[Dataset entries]
━━━━━━
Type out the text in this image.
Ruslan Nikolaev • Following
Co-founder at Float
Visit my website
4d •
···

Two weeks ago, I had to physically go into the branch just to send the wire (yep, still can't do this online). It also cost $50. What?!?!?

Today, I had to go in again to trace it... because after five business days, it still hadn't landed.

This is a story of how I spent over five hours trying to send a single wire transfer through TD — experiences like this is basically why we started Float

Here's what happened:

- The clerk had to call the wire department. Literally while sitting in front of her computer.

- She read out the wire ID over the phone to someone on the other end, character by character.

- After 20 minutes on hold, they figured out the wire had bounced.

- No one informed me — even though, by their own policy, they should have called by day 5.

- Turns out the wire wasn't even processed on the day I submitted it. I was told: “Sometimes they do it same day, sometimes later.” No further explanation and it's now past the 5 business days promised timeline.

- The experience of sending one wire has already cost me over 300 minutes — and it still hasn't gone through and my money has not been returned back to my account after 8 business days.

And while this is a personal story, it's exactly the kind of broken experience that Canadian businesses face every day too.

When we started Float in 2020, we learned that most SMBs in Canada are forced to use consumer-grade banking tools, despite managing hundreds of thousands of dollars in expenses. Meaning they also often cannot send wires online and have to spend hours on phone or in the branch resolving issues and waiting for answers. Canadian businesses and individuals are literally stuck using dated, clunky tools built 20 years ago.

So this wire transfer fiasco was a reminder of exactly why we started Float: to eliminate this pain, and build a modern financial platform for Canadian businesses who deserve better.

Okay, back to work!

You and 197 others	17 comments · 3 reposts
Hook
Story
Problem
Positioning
━━━━━━
▸ **EXERCISE INSTRUCTIONS**: Determine how many of the lines above hold the word "over", and output that number by itself.

▸ **EXPECTED OUTPUT**: 3